▸ **Rows**:

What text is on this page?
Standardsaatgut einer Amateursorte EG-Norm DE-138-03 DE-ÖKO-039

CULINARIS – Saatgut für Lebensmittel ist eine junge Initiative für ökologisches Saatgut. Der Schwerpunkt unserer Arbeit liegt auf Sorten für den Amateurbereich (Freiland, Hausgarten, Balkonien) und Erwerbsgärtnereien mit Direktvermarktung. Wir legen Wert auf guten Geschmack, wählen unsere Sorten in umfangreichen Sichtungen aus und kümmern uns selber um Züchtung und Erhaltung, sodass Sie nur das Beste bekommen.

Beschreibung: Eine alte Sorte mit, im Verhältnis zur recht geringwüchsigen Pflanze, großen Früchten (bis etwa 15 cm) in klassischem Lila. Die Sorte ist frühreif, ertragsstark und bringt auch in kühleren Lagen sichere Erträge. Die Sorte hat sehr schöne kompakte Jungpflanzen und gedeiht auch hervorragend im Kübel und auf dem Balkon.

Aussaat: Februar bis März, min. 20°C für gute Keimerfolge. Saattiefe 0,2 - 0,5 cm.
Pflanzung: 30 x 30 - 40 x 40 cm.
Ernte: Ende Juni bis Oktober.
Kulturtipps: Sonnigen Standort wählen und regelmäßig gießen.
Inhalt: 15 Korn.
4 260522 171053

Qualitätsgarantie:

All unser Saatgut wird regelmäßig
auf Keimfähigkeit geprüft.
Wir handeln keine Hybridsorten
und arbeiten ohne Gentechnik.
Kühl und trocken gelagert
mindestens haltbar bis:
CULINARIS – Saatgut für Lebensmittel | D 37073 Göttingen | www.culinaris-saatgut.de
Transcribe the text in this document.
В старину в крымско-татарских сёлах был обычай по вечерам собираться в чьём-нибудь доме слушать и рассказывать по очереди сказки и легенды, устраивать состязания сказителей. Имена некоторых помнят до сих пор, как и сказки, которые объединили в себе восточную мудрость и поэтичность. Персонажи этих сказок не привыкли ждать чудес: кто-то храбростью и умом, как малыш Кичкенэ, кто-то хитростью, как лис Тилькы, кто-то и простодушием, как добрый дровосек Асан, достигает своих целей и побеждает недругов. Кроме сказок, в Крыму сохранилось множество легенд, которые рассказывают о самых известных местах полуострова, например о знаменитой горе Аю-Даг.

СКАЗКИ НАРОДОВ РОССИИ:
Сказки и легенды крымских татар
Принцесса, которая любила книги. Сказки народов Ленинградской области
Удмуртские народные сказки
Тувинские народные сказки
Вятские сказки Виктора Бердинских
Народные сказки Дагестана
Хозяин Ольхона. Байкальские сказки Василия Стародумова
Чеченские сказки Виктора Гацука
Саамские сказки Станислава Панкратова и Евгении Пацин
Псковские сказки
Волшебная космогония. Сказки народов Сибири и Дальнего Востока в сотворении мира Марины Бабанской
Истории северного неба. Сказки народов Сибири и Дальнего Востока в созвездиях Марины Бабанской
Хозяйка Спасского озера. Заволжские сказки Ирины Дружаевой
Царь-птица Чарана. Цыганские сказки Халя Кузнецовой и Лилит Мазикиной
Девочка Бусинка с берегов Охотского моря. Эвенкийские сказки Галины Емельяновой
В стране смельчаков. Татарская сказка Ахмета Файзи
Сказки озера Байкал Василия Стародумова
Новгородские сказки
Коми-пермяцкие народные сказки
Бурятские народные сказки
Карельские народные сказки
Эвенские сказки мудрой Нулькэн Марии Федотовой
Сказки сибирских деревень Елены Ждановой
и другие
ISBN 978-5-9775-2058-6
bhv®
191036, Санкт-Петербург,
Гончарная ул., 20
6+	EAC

▸ **Work instructions**: Would you reproduce all the entries exactly?

▸ **Task response**:
What text is on this page?
Standardsaatgut einer Amateursorte EG-Norm DE-138-03 DE-ÖKO-039

CULINARIS – Saatgut für Lebensmittel ist eine junge Initiative für ökologisches Saatgut. Der Schwerpunkt unserer Arbeit liegt auf Sorten für den Amateurbereich (Freiland, Hausgarten, Balkonien) und Erwerbsgärtnereien mit Direktvermarktung. Wir legen Wert auf guten Geschmack, wählen unsere Sorten in umfangreichen Sichtungen aus und kümmern uns selber um Züchtung und Erhaltung, sodass Sie nur das Beste bekommen.

Beschreibung: Eine alte Sorte mit, im Verhältnis zur recht geringwüchsigen Pflanze, großen Früchten (bis etwa 15 cm) in klassischem Lila. Die Sorte ist frühreif, ertragsstark und bringt auch in kühleren Lagen sichere Erträge. Die Sorte hat sehr schöne kompakte Jungpflanzen und gedeiht auch hervorragend im Kübel und auf dem Balkon.

Aussaat: Februar bis März, min. 20°C für gute Keimerfolge. Saattiefe 0,2 - 0,5 cm.
Pflanzung: 30 x 30 - 40 x 40 cm.
Ernte: Ende Juni bis Oktober.
Kulturtipps: Sonnigen Standort wählen und regelmäßig gießen.
Inhalt: 15 Korn.
4 260522 171053

Qualitätsgarantie:

All unser Saatgut wird regelmäßig
auf Keimfähigkeit geprüft.
Wir handeln keine Hybridsorten
und arbeiten ohne Gentechnik.
Kühl und trocken gelagert
mindestens haltbar bis:
CULINARIS – Saatgut für Lebensmittel | D 37073 Göttingen | www.culinaris-saatgut.de
Transcribe the text in this document.
В старину в крымско-татарских сёлах был обычай по вечерам собираться в чьём-нибудь доме слушать и рассказывать по очереди сказки и легенды, устраивать состязания сказителей. Имена некоторых помнят до сих пор, как и сказки, которые объединили в себе восточную мудрость и поэтичность. Персонажи этих сказок не привыкли ждать чудес: кто-то храбростью и умом, как малыш Кичкенэ, кто-то хитростью, как лис Тилькы, кто-то и простодушием, как добрый дровосек Асан, достигает своих целей и побеждает недругов. Кроме сказок, в Крыму сохранилось множество легенд, которые рассказывают о самых известных местах полуострова, например о знаменитой горе Аю-Даг.

СКАЗКИ НАРОДОВ РОССИИ:
Сказки и легенды крымских татар
Принцесса, которая любила книги. Сказки народов Ленинградской области
Удмуртские народные сказки
Тувинские народные сказки
Вятские сказки Виктора Бердинских
Народные сказки Дагестана
Хозяин Ольхона. Байкальские сказки Василия Стародумова
Чеченские сказки Виктора Гацука
Саамские сказки Станислава Панкратова и Евгении Пацин
Псковские сказки
Волшебная космогония. Сказки народов Сибири и Дальнего Востока в сотворении мира Марины Бабанской
Истории северного неба. Сказки народов Сибири и Дальнего Востока в созвездиях Марины Бабанской
Хозяйка Спасского озера. Заволжские сказки Ирины Дружаевой
Царь-птица Чарана. Цыганские сказки Халя Кузнецовой и Лилит Мазикиной
Девочка Бусинка с берегов Охотского моря. Эвенкийские сказки Галины Емельяновой
В стране смельчаков. Татарская сказка Ахмета Файзи
Сказки озера Байкал Василия Стародумова
Новгородские сказки
Коми-пермяцкие народные сказки
Бурятские народные сказки
Карельские народные сказки
Эвенские сказки мудрой Нулькэн Марии Федотовой
Сказки сибирских деревень Елены Ждановой
и другие
ISBN 978-5-9775-2058-6
bhv®
191036, Санкт-Петербург,
Гончарная ул., 20
6+	EAC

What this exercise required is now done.